#### Problem to work on:
Skip every picture and transcribe the remaining material exactly.

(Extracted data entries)
= = = = =
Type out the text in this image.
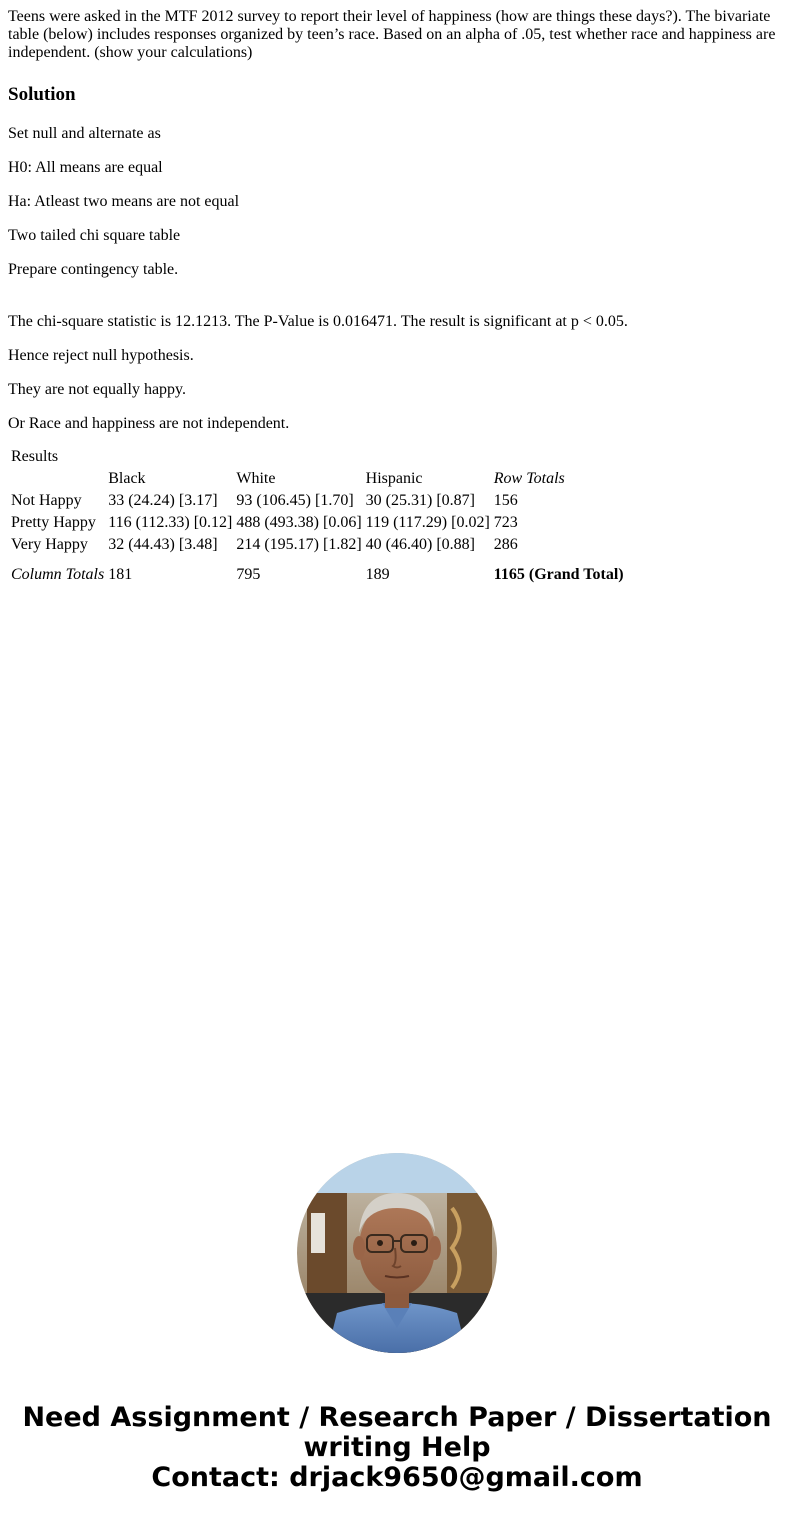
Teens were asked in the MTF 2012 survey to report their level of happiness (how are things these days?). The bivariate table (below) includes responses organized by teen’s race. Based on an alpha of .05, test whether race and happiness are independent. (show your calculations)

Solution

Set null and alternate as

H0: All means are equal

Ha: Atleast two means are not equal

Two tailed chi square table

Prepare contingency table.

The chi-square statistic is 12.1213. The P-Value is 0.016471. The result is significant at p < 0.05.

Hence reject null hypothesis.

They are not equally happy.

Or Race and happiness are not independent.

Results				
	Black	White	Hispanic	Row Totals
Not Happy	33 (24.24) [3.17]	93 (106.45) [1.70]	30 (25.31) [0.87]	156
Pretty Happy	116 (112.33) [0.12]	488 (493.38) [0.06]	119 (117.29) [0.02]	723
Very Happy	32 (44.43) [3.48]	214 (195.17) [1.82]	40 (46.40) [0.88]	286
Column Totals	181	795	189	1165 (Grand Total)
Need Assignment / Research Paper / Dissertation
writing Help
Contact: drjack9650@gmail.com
= = = = =
#### Solution to this task:
Type out the text in this image.
Teens were asked in the MTF 2012 survey to report their level of happiness (how are things these days?). The bivariate table (below) includes responses organized by teen’s race. Based on an alpha of .05, test whether race and happiness are independent. (show your calculations)

Solution

Set null and alternate as

H0: All means are equal

Ha: Atleast two means are not equal

Two tailed chi square table

Prepare contingency table.

The chi-square statistic is 12.1213. The P-Value is 0.016471. The result is significant at p < 0.05.

Hence reject null hypothesis.

They are not equally happy.

Or Race and happiness are not independent.

Results				
	Black	White	Hispanic	Row Totals
Not Happy	33 (24.24) [3.17]	93 (106.45) [1.70]	30 (25.31) [0.87]	156
Pretty Happy	116 (112.33) [0.12]	488 (493.38) [0.06]	119 (117.29) [0.02]	723
Very Happy	32 (44.43) [3.48]	214 (195.17) [1.82]	40 (46.40) [0.88]	286
Column Totals	181	795	189	1165 (Grand Total)
Need Assignment / Research Paper / Dissertation
writing Help
Contact: drjack9650@gmail.com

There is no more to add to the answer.